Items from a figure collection

+===+

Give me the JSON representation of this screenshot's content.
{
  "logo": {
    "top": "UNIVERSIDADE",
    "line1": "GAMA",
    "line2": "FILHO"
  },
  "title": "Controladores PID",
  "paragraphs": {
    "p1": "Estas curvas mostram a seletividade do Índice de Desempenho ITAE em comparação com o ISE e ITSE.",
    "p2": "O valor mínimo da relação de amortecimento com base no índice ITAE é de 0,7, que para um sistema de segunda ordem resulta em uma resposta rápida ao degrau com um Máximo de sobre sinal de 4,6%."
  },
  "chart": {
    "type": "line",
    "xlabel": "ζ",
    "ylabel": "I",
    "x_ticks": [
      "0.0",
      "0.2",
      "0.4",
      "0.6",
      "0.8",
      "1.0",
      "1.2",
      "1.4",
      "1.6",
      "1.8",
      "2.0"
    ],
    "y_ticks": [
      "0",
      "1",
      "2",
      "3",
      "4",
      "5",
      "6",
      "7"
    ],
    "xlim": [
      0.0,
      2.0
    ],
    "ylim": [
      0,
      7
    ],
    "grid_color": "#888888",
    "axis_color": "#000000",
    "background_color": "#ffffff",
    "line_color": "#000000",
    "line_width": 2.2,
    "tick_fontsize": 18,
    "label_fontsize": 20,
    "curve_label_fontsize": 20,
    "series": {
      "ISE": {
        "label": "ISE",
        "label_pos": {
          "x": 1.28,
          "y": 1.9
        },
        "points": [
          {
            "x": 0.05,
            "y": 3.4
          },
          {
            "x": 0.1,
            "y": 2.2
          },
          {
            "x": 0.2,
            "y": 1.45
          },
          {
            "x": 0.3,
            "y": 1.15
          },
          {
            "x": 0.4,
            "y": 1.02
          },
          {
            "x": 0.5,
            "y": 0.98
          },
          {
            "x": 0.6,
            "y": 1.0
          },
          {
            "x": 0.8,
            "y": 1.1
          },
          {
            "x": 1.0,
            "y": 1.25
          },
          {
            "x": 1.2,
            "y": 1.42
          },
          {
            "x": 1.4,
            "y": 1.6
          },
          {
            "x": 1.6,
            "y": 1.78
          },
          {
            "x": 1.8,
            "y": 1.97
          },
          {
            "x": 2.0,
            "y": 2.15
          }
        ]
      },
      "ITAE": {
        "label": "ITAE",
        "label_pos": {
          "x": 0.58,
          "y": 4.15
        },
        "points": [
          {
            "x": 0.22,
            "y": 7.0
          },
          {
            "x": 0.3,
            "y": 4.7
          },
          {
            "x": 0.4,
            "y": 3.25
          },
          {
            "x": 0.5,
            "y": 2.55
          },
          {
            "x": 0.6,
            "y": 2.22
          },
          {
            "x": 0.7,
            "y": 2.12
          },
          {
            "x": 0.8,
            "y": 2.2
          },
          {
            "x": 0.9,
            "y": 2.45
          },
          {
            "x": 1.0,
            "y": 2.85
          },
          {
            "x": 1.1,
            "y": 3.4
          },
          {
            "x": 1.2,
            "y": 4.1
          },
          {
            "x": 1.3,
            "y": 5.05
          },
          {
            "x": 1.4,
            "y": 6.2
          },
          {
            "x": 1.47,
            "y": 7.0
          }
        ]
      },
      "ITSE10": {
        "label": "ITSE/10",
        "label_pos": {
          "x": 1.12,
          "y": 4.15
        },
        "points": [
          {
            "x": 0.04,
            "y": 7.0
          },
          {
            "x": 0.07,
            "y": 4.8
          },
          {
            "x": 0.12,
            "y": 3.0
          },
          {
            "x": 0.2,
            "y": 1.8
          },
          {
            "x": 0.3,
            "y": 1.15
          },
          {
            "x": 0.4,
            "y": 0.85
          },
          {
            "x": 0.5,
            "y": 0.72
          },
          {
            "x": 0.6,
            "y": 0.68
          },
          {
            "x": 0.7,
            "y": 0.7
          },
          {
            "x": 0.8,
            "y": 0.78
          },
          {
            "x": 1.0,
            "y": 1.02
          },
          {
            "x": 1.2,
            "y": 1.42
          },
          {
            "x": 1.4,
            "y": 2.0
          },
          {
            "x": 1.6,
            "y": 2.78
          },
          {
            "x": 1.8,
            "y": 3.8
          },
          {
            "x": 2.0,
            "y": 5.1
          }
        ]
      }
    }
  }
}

+===+

• [Stated exercise] In this exercise, repeat all entries exactly.

• [Exercise response]
Give me the JSON representation of this screenshot's content.
{
  "logo": {
    "top": "UNIVERSIDADE",
    "line1": "GAMA",
    "line2": "FILHO"
  },
  "title": "Controladores PID",
  "paragraphs": {
    "p1": "Estas curvas mostram a seletividade do Índice de Desempenho ITAE em comparação com o ISE e ITSE.",
    "p2": "O valor mínimo da relação de amortecimento com base no índice ITAE é de 0,7, que para um sistema de segunda ordem resulta em uma resposta rápida ao degrau com um Máximo de sobre sinal de 4,6%."
  },
  "chart": {
    "type": "line",
    "xlabel": "ζ",
    "ylabel": "I",
    "x_ticks": [
      "0.0",
      "0.2",
      "0.4",
      "0.6",
      "0.8",
      "1.0",
      "1.2",
      "1.4",
      "1.6",
      "1.8",
      "2.0"
    ],
    "y_ticks": [
      "0",
      "1",
      "2",
      "3",
      "4",
      "5",
      "6",
      "7"
    ],
    "xlim": [
      0.0,
      2.0
    ],
    "ylim": [
      0,
      7
    ],
    "grid_color": "#888888",
    "axis_color": "#000000",
    "background_color": "#ffffff",
    "line_color": "#000000",
    "line_width": 2.2,
    "tick_fontsize": 18,
    "label_fontsize": 20,
    "curve_label_fontsize": 20,
    "series": {
      "ISE": {
        "label": "ISE",
        "label_pos": {
          "x": 1.28,
          "y": 1.9
        },
        "points": [
          {
            "x": 0.05,
            "y": 3.4
          },
          {
            "x": 0.1,
            "y": 2.2
          },
          {
            "x": 0.2,
            "y": 1.45
          },
          {
            "x": 0.3,
            "y": 1.15
          },
          {
            "x": 0.4,
            "y": 1.02
          },
          {
            "x": 0.5,
            "y": 0.98
          },
          {
            "x": 0.6,
            "y": 1.0
          },
          {
            "x": 0.8,
            "y": 1.1
          },
          {
            "x": 1.0,
            "y": 1.25
          },
          {
            "x": 1.2,
            "y": 1.42
          },
          {
            "x": 1.4,
            "y": 1.6
          },
          {
            "x": 1.6,
            "y": 1.78
          },
          {
            "x": 1.8,
            "y": 1.97
          },
          {
            "x": 2.0,
            "y": 2.15
          }
        ]
      },
      "ITAE": {
        "label": "ITAE",
        "label_pos": {
          "x": 0.58,
          "y": 4.15
        },
        "points": [
          {
            "x": 0.22,
            "y": 7.0
          },
          {
            "x": 0.3,
            "y": 4.7
          },
          {
            "x": 0.4,
            "y": 3.25
          },
          {
            "x": 0.5,
            "y": 2.55
          },
          {
            "x": 0.6,
            "y": 2.22
          },
          {
            "x": 0.7,
            "y": 2.12
          },
          {
            "x": 0.8,
            "y": 2.2
          },
          {
            "x": 0.9,
            "y": 2.45
          },
          {
            "x": 1.0,
            "y": 2.85
          },
          {
            "x": 1.1,
            "y": 3.4
          },
          {
            "x": 1.2,
            "y": 4.1
          },
          {
            "x": 1.3,
            "y": 5.05
          },
          {
            "x": 1.4,
            "y": 6.2
          },
          {
            "x": 1.47,
            "y": 7.0
          }
        ]
      },
      "ITSE10": {
        "label": "ITSE/10",
        "label_pos": {
          "x": 1.12,
          "y": 4.15
        },
        "points": [
          {
            "x": 0.04,
            "y": 7.0
          },
          {
            "x": 0.07,
            "y": 4.8
          },
          {
            "x": 0.12,
            "y": 3.0
          },
          {
            "x": 0.2,
            "y": 1.8
          },
          {
            "x": 0.3,
            "y": 1.15
          },
          {
            "x": 0.4,
            "y": 0.85
          },
          {
            "x": 0.5,
            "y": 0.72
          },
          {
            "x": 0.6,
            "y": 0.68
          },
          {
            "x": 0.7,
            "y": 0.7
          },
          {
            "x": 0.8,
            "y": 0.78
          },
          {
            "x": 1.0,
            "y": 1.02
          },
          {
            "x": 1.2,
            "y": 1.42
          },
          {
            "x": 1.4,
            "y": 2.0
          },
          {
            "x": 1.6,
            "y": 2.78
          },
          {
            "x": 1.8,
            "y": 3.8
          },
          {
            "x": 2.0,
            "y": 5.1
          }
        ]
      }
    }
  }
}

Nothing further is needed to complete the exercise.